§ DO THIS
Each line that follows should be printed again exactly as it stands.

[Stored data]
┄┄┄┄┄┄

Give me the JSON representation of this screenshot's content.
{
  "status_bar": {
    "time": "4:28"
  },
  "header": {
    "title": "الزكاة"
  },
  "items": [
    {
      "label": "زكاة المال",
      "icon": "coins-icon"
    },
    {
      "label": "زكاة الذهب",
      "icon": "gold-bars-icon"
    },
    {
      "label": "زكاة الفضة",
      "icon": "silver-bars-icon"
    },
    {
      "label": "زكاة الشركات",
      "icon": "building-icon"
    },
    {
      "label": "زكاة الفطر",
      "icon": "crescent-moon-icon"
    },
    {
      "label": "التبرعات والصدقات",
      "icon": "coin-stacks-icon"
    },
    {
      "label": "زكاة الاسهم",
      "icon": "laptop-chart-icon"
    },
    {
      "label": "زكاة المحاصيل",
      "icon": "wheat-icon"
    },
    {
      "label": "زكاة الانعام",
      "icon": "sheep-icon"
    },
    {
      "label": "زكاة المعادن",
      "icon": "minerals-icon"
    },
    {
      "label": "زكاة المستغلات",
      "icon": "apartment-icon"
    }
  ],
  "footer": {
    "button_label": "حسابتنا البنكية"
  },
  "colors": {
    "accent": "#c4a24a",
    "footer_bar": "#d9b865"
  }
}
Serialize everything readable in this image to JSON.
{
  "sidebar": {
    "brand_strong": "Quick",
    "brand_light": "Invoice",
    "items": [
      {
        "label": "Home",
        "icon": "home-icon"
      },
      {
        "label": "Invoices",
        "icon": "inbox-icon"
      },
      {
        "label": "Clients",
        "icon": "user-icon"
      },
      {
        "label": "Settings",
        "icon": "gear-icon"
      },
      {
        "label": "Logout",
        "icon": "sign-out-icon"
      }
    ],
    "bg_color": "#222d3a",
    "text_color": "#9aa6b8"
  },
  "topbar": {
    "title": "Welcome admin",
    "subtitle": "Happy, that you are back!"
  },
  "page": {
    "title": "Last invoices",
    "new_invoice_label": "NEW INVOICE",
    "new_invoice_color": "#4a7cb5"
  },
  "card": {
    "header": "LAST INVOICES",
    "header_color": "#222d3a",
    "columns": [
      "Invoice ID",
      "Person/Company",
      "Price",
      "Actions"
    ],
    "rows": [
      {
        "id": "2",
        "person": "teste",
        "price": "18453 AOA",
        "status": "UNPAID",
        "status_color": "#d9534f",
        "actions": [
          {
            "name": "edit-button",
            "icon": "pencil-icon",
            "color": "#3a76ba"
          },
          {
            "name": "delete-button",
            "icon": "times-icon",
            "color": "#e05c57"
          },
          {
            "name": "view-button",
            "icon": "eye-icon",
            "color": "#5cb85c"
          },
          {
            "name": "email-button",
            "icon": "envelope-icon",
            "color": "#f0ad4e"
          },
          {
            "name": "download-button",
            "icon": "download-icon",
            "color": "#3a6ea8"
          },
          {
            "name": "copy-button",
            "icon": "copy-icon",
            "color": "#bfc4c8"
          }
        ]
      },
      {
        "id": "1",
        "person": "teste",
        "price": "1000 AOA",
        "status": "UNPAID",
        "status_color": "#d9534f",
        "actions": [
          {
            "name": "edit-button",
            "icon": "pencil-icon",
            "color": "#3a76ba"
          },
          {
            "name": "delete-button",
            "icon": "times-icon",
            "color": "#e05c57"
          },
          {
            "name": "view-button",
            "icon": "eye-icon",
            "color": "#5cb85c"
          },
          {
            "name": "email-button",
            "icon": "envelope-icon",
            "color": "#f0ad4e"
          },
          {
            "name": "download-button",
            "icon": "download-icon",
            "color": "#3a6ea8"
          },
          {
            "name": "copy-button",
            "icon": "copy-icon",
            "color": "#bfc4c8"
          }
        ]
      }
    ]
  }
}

┄┄┄┄┄┄

§ TASK RESPONSE
Give me the JSON representation of this screenshot's content.
{
  "status_bar": {
    "time": "4:28"
  },
  "header": {
    "title": "الزكاة"
  },
  "items": [
    {
      "label": "زكاة المال",
      "icon": "coins-icon"
    },
    {
      "label": "زكاة الذهب",
      "icon": "gold-bars-icon"
    },
    {
      "label": "زكاة الفضة",
      "icon": "silver-bars-icon"
    },
    {
      "label": "زكاة الشركات",
      "icon": "building-icon"
    },
    {
      "label": "زكاة الفطر",
      "icon": "crescent-moon-icon"
    },
    {
      "label": "التبرعات والصدقات",
      "icon": "coin-stacks-icon"
    },
    {
      "label": "زكاة الاسهم",
      "icon": "laptop-chart-icon"
    },
    {
      "label": "زكاة المحاصيل",
      "icon": "wheat-icon"
    },
    {
      "label": "زكاة الانعام",
      "icon": "sheep-icon"
    },
    {
      "label": "زكاة المعادن",
      "icon": "minerals-icon"
    },
    {
      "label": "زكاة المستغلات",
      "icon": "apartment-icon"
    }
  ],
  "footer": {
    "button_label": "حسابتنا البنكية"
  },
  "colors": {
    "accent": "#c4a24a",
    "footer_bar": "#d9b865"
  }
}
Serialize everything readable in this image to JSON.
{
  "sidebar": {
    "brand_strong": "Quick",
    "brand_light": "Invoice",
    "items": [
      {
        "label": "Home",
        "icon": "home-icon"
      },
      {
        "label": "Invoices",
        "icon": "inbox-icon"
      },
      {
        "label": "Clients",
        "icon": "user-icon"
      },
      {
        "label": "Settings",
        "icon": "gear-icon"
      },
      {
        "label": "Logout",
        "icon": "sign-out-icon"
      }
    ],
    "bg_color": "#222d3a",
    "text_color": "#9aa6b8"
  },
  "topbar": {
    "title": "Welcome admin",
    "subtitle": "Happy, that you are back!"
  },
  "page": {
    "title": "Last invoices",
    "new_invoice_label": "NEW INVOICE",
    "new_invoice_color": "#4a7cb5"
  },
  "card": {
    "header": "LAST INVOICES",
    "header_color": "#222d3a",
    "columns": [
      "Invoice ID",
      "Person/Company",
      "Price",
      "Actions"
    ],
    "rows": [
      {
        "id": "2",
        "person": "teste",
        "price": "18453 AOA",
        "status": "UNPAID",
        "status_color": "#d9534f",
        "actions": [
          {
            "name": "edit-button",
            "icon": "pencil-icon",
            "color": "#3a76ba"
          },
          {
            "name": "delete-button",
            "icon": "times-icon",
            "color": "#e05c57"
          },
          {
            "name": "view-button",
            "icon": "eye-icon",
            "color": "#5cb85c"
          },
          {
            "name": "email-button",
            "icon": "envelope-icon",
            "color": "#f0ad4e"
          },
          {
            "name": "download-button",
            "icon": "download-icon",
            "color": "#3a6ea8"
          },
          {
            "name": "copy-button",
            "icon": "copy-icon",
            "color": "#bfc4c8"
          }
        ]
      },
      {
        "id": "1",
        "person": "teste",
        "price": "1000 AOA",
        "status": "UNPAID",
        "status_color": "#d9534f",
        "actions": [
          {
            "name": "edit-button",
            "icon": "pencil-icon",
            "color": "#3a76ba"
          },
          {
            "name": "delete-button",
            "icon": "times-icon",
            "color": "#e05c57"
          },
          {
            "name": "view-button",
            "icon": "eye-icon",
            "color": "#5cb85c"
          },
          {
            "name": "email-button",
            "icon": "envelope-icon",
            "color": "#f0ad4e"
          },
          {
            "name": "download-button",
            "icon": "download-icon",
            "color": "#3a6ea8"
          },
          {
            "name": "copy-button",
            "icon": "copy-icon",
            "color": "#bfc4c8"
          }
        ]
      }
    ]
  }
}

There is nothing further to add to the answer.